Extracted records
>> Begin

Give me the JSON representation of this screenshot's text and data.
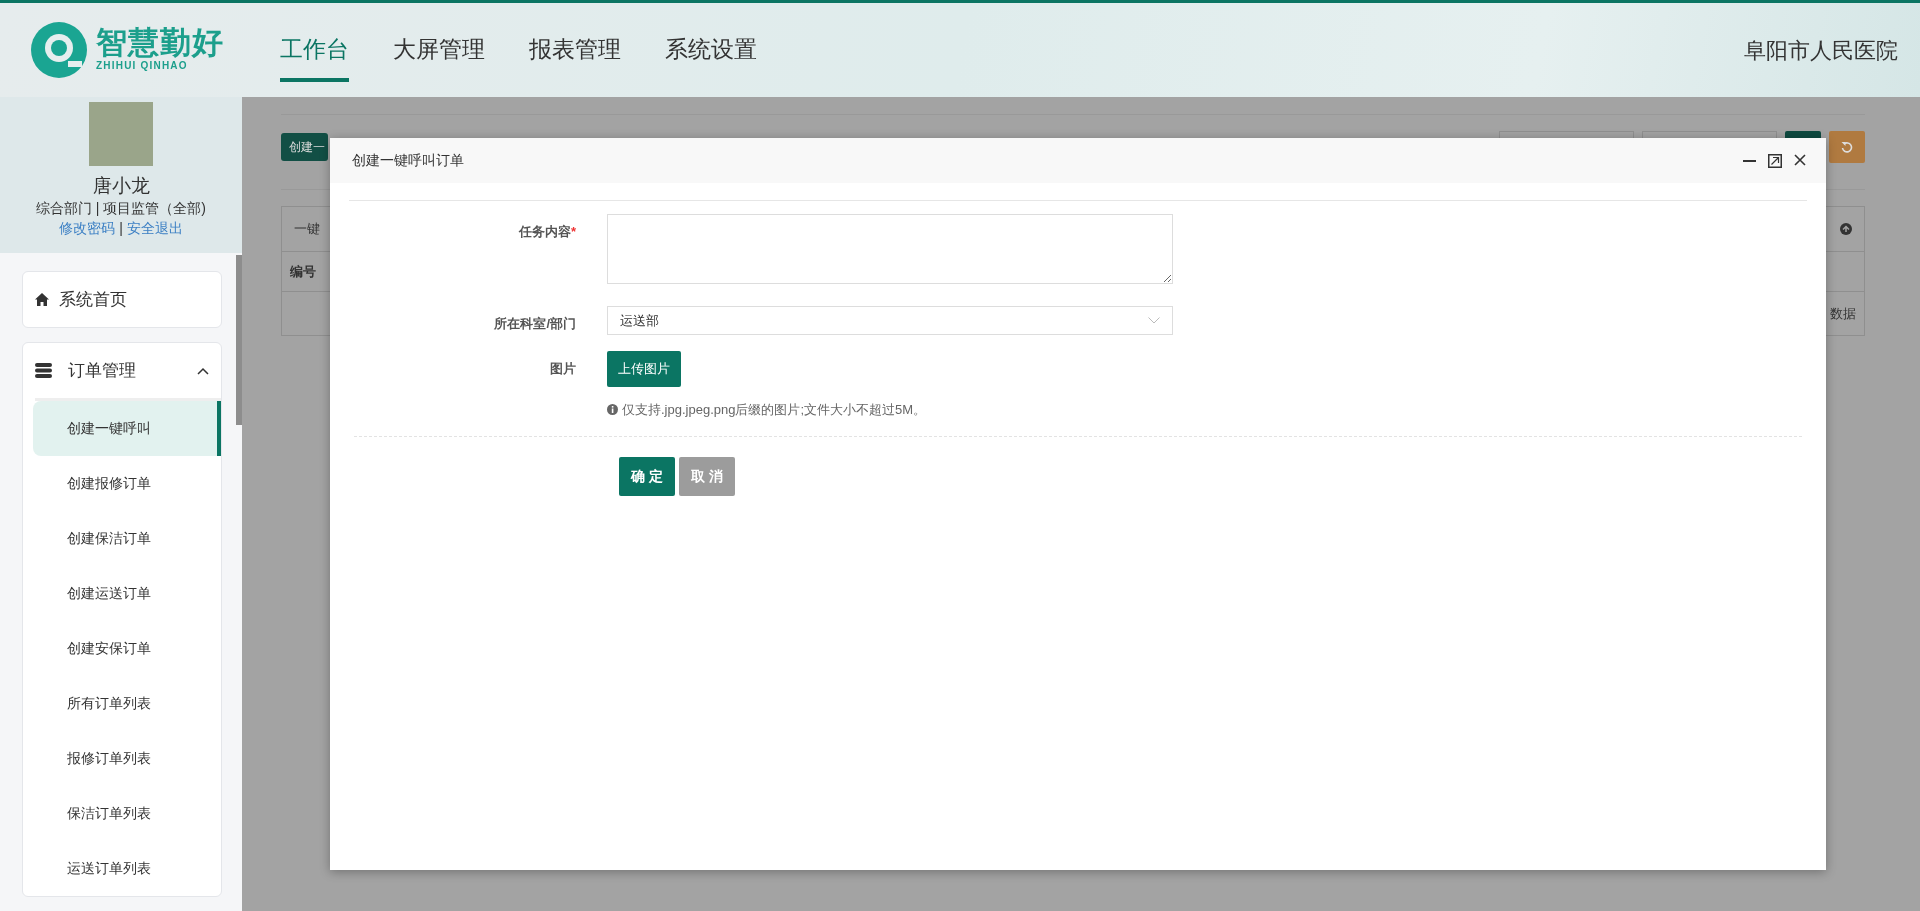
{
  "header": {
    "logo_text": "智慧勤好",
    "logo_subtext": "ZHIHUI QINHAO",
    "nav": [
      {
        "label": "工作台",
        "selected": true
      },
      {
        "label": "大屏管理",
        "selected": false
      },
      {
        "label": "报表管理",
        "selected": false
      },
      {
        "label": "系统设置",
        "selected": false
      }
    ],
    "organization": "阜阳市人民医院"
  },
  "user": {
    "name": "唐小龙",
    "role": "综合部门 | 项目监管（全部)",
    "links": [
      "修改密码",
      "安全退出"
    ],
    "link_separator": "|"
  },
  "sidebar": {
    "items": [
      {
        "label": "系统首页",
        "kind": "link"
      },
      {
        "label": "订单管理",
        "kind": "group",
        "expanded": true,
        "children": [
          {
            "label": "创建一键呼叫",
            "selected": true
          },
          {
            "label": "创建报修订单",
            "selected": false
          },
          {
            "label": "创建保洁订单",
            "selected": false
          },
          {
            "label": "创建运送订单",
            "selected": false
          },
          {
            "label": "创建安保订单",
            "selected": false
          },
          {
            "label": "所有订单列表",
            "selected": false
          },
          {
            "label": "报修订单列表",
            "selected": false
          },
          {
            "label": "保洁订单列表",
            "selected": false
          },
          {
            "label": "运送订单列表",
            "selected": false
          }
        ]
      }
    ]
  },
  "background_page": {
    "create_button": "创建一",
    "panel_title": "一键",
    "column_1": "编号",
    "empty_text": "数据"
  },
  "modal": {
    "title": "创建一键呼叫订单",
    "fields": [
      {
        "kind": "textarea",
        "label": "任务内容",
        "required_mark": "*"
      },
      {
        "kind": "select",
        "label": "所在科室/部门",
        "value": "运送部"
      },
      {
        "kind": "upload",
        "label": "图片",
        "button": "上传图片",
        "hint": "仅支持.jpg.jpeg.png后缀的图片;文件大小不超过5M。"
      }
    ],
    "buttons": [
      {
        "label": "确 定",
        "kind": "primary"
      },
      {
        "label": "取 消",
        "kind": "secondary"
      }
    ]
  }
}
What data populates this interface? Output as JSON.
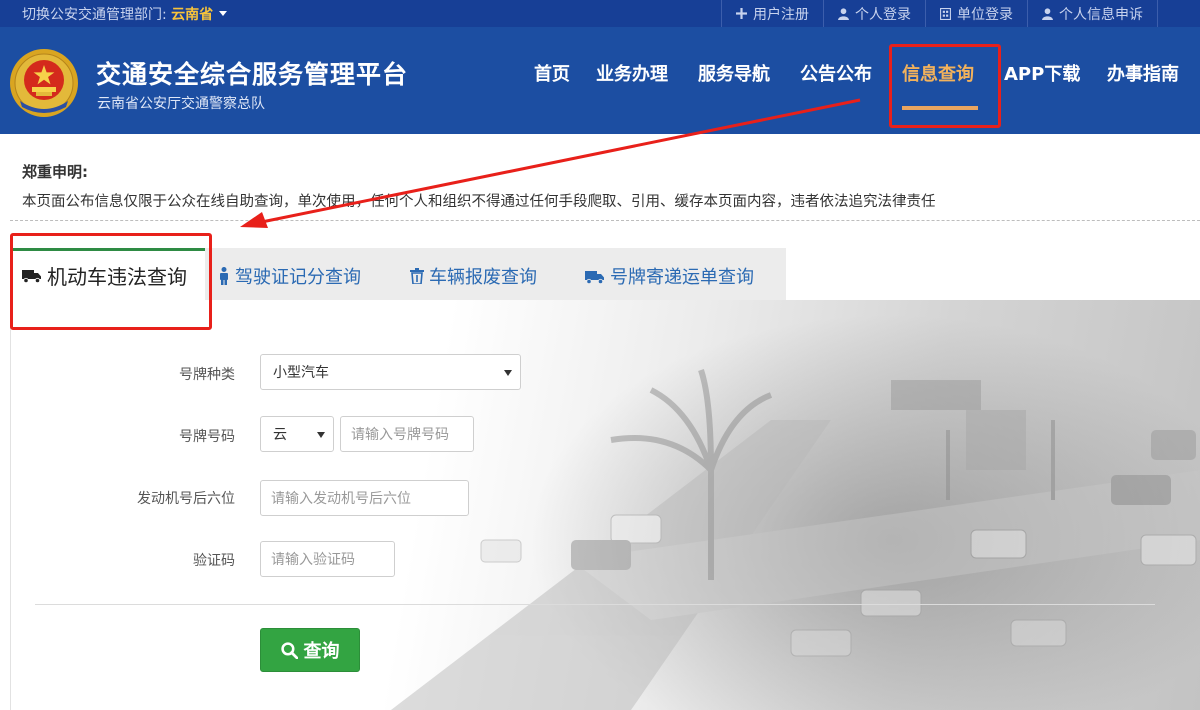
{
  "topbar": {
    "switch_label": "切换公安交通管理部门: ",
    "region": "云南省",
    "links": [
      {
        "label": "用户注册",
        "icon": "plus-icon"
      },
      {
        "label": "个人登录",
        "icon": "user-icon"
      },
      {
        "label": "单位登录",
        "icon": "building-icon"
      },
      {
        "label": "个人信息申诉",
        "icon": "user-icon"
      }
    ]
  },
  "header": {
    "title": "交通安全综合服务管理平台",
    "subtitle": "云南省公安厅交通警察总队",
    "emblem_icon": "police-emblem-icon"
  },
  "nav": {
    "items": [
      "首页",
      "业务办理",
      "服务导航",
      "公告公布",
      "信息查询",
      "APP下载",
      "办事指南"
    ],
    "active": "信息查询"
  },
  "notice": {
    "title": "郑重申明:",
    "text": "本页面公布信息仅限于公众在线自助查询，单次使用，任何个人和组织不得通过任何手段爬取、引用、缓存本页面内容，违者依法追究法律责任"
  },
  "tabs": [
    {
      "label": "机动车违法查询",
      "icon": "truck-icon",
      "active": true
    },
    {
      "label": "驾驶证记分查询",
      "icon": "person-icon",
      "active": false
    },
    {
      "label": "车辆报废查询",
      "icon": "trash-icon",
      "active": false
    },
    {
      "label": "号牌寄递运单查询",
      "icon": "truck-icon",
      "active": false
    }
  ],
  "form": {
    "plate_type": {
      "label": "号牌种类",
      "value": "小型汽车"
    },
    "plate_number": {
      "label": "号牌号码",
      "prefix": "云",
      "placeholder": "请输入号牌号码"
    },
    "engine": {
      "label": "发动机号后六位",
      "placeholder": "请输入发动机号后六位"
    },
    "captcha": {
      "label": "验证码",
      "placeholder": "请输入验证码"
    },
    "submit_label": "查询"
  },
  "colors": {
    "topbar_bg": "#173f96",
    "header_bg": "#1c4ea2",
    "nav_active": "#f2b25c",
    "link_blue": "#2b6ab3",
    "button_green": "#33a442",
    "annotation_red": "#e8201a"
  }
}
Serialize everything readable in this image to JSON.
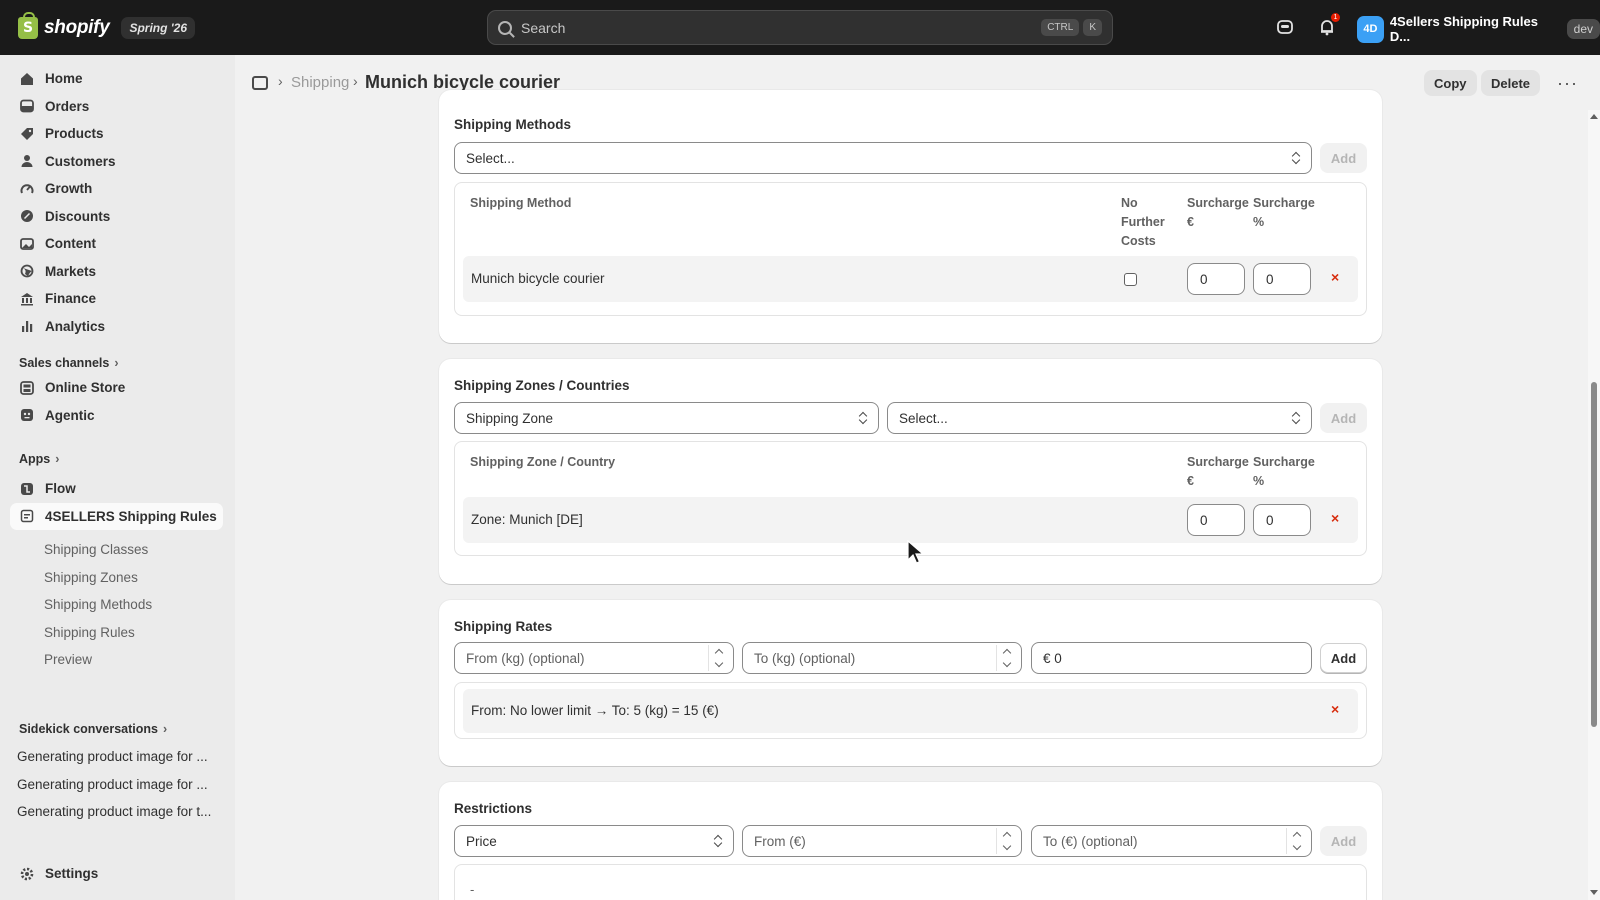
{
  "topbar": {
    "brand": "shopify",
    "version_badge": "Spring '26",
    "search_placeholder": "Search",
    "search_shortcut_ctrl": "CTRL",
    "search_shortcut_key": "K",
    "notification_count": "1",
    "store_initials": "4D",
    "store_name": "4Sellers Shipping Rules D...",
    "env_badge": "dev"
  },
  "sidebar": {
    "main_items": [
      {
        "label": "Home",
        "icon": "home-icon"
      },
      {
        "label": "Orders",
        "icon": "inbox-icon"
      },
      {
        "label": "Products",
        "icon": "tag-icon"
      },
      {
        "label": "Customers",
        "icon": "person-icon"
      },
      {
        "label": "Growth",
        "icon": "gauge-icon"
      },
      {
        "label": "Discounts",
        "icon": "discount-icon"
      },
      {
        "label": "Content",
        "icon": "image-icon"
      },
      {
        "label": "Markets",
        "icon": "globe-icon"
      },
      {
        "label": "Finance",
        "icon": "bank-icon"
      },
      {
        "label": "Analytics",
        "icon": "bar-chart-icon"
      }
    ],
    "sales_channels_heading": "Sales channels",
    "sales_channels": [
      {
        "label": "Online Store",
        "icon": "store-icon"
      },
      {
        "label": "Agentic",
        "icon": "agent-icon"
      }
    ],
    "apps_heading": "Apps",
    "apps": [
      {
        "label": "Flow",
        "icon": "flow-icon"
      },
      {
        "label": "4SELLERS Shipping Rules",
        "icon": "app-icon"
      }
    ],
    "app_subitems": [
      "Shipping Classes",
      "Shipping Zones",
      "Shipping Methods",
      "Shipping Rules",
      "Preview"
    ],
    "sidekick_heading": "Sidekick conversations",
    "sidekick_items": [
      "Generating product image for ...",
      "Generating product image for ...",
      "Generating product image for t..."
    ],
    "settings_label": "Settings"
  },
  "header": {
    "breadcrumb_parent": "Shipping",
    "title": "Munich bicycle courier",
    "copy_label": "Copy",
    "delete_label": "Delete",
    "more_label": "···"
  },
  "shipping_methods": {
    "title": "Shipping Methods",
    "select_placeholder": "Select...",
    "add_label": "Add",
    "columns": {
      "method": "Shipping Method",
      "no_further_costs": [
        "No",
        "Further",
        "Costs"
      ],
      "surcharge_eur": [
        "Surcharge",
        "€"
      ],
      "surcharge_pct": [
        "Surcharge",
        "%"
      ]
    },
    "rows": [
      {
        "name": "Munich bicycle courier",
        "no_further_costs": false,
        "surcharge_eur": "0",
        "surcharge_pct": "0"
      }
    ],
    "remove_label": "×"
  },
  "shipping_zones": {
    "title": "Shipping Zones / Countries",
    "type_select": "Shipping Zone",
    "select_placeholder": "Select...",
    "add_label": "Add",
    "columns": {
      "zone": "Shipping Zone / Country",
      "surcharge_eur": [
        "Surcharge",
        "€"
      ],
      "surcharge_pct": [
        "Surcharge",
        "%"
      ]
    },
    "rows": [
      {
        "name": "Zone: Munich [DE]",
        "surcharge_eur": "0",
        "surcharge_pct": "0"
      }
    ],
    "remove_label": "×"
  },
  "shipping_rates": {
    "title": "Shipping Rates",
    "from_placeholder": "From (kg) (optional)",
    "to_placeholder": "To (kg) (optional)",
    "price_value": "€ 0",
    "add_label": "Add",
    "rows": [
      "From: No lower limit → To: 5 (kg) = 15 (€)"
    ],
    "remove_label": "×"
  },
  "restrictions": {
    "title": "Restrictions",
    "type_select": "Price",
    "from_placeholder": "From (€)",
    "to_placeholder": "To (€) (optional)",
    "add_label": "Add",
    "empty_text": "-"
  },
  "colors": {
    "topbar_bg": "#1a1a1a",
    "remove_red": "#d72c0d",
    "avatar_blue": "#3ba0f5",
    "brand_green": "#95bf47"
  }
}
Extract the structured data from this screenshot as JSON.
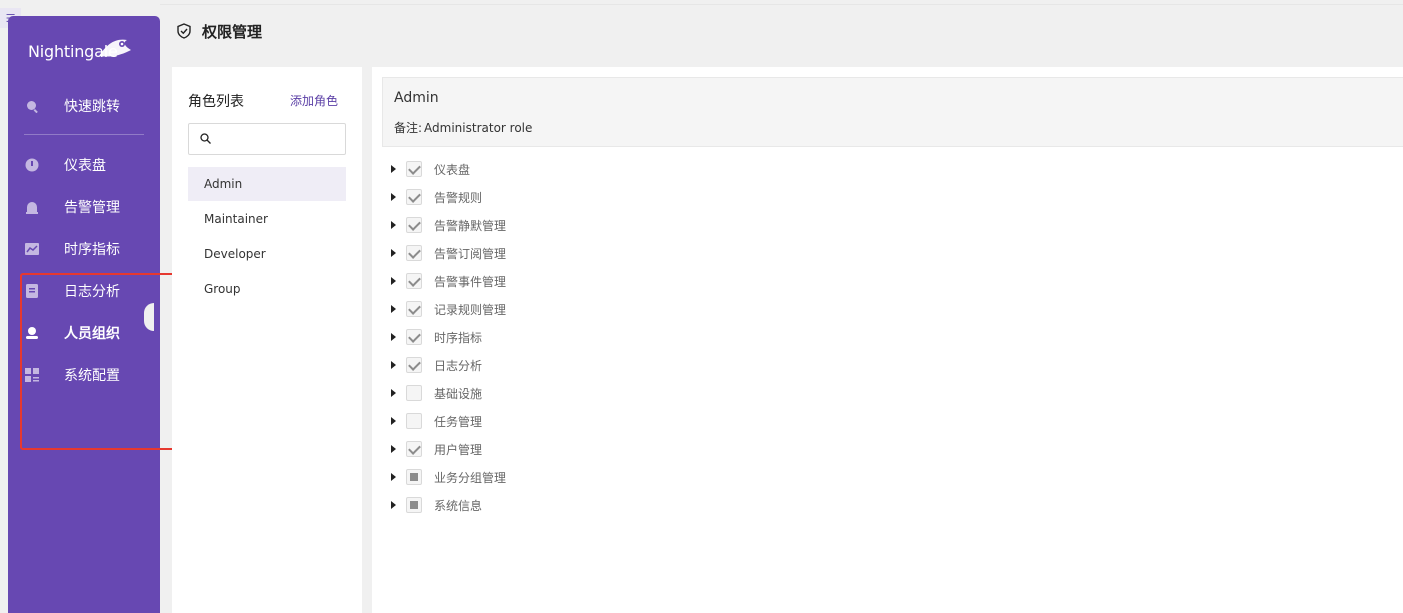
{
  "app": {
    "logo_text": "Nightingale"
  },
  "corner_button": {
    "icon": "menu-collapse-icon"
  },
  "sidebar": {
    "items": [
      {
        "label": "快速跳转",
        "icon": "search-icon"
      },
      {
        "label": "仪表盘",
        "icon": "dashboard-icon"
      },
      {
        "label": "告警管理",
        "icon": "alarm-icon"
      },
      {
        "label": "时序指标",
        "icon": "chart-icon"
      },
      {
        "label": "日志分析",
        "icon": "log-icon"
      },
      {
        "label": "人员组织",
        "icon": "user-icon",
        "active": true
      },
      {
        "label": "系统配置",
        "icon": "settings-grid-icon"
      }
    ]
  },
  "header": {
    "title": "权限管理",
    "icon": "shield-check-icon"
  },
  "role_panel": {
    "title": "角色列表",
    "add_label": "添加角色",
    "search": {
      "placeholder": "",
      "value": ""
    },
    "roles": [
      "Admin",
      "Maintainer",
      "Developer",
      "Group"
    ],
    "selected": "Admin"
  },
  "detail": {
    "name": "Admin",
    "note_label": "备注:",
    "note_value": "Administrator role",
    "permissions": [
      {
        "label": "仪表盘",
        "state": "checked"
      },
      {
        "label": "告警规则",
        "state": "checked"
      },
      {
        "label": "告警静默管理",
        "state": "checked"
      },
      {
        "label": "告警订阅管理",
        "state": "checked"
      },
      {
        "label": "告警事件管理",
        "state": "checked"
      },
      {
        "label": "记录规则管理",
        "state": "checked"
      },
      {
        "label": "时序指标",
        "state": "checked"
      },
      {
        "label": "日志分析",
        "state": "checked"
      },
      {
        "label": "基础设施",
        "state": "unchecked"
      },
      {
        "label": "任务管理",
        "state": "unchecked"
      },
      {
        "label": "用户管理",
        "state": "checked"
      },
      {
        "label": "业务分组管理",
        "state": "partial"
      },
      {
        "label": "系统信息",
        "state": "partial"
      }
    ]
  },
  "colors": {
    "sidebar": "#6748b2",
    "accent": "#5b3fa6",
    "highlight_box": "#e6382f"
  }
}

>> End

# [Problem statement]
Your answer should be a single number: the count of lines that contain "courier".

# [Solved problem]
2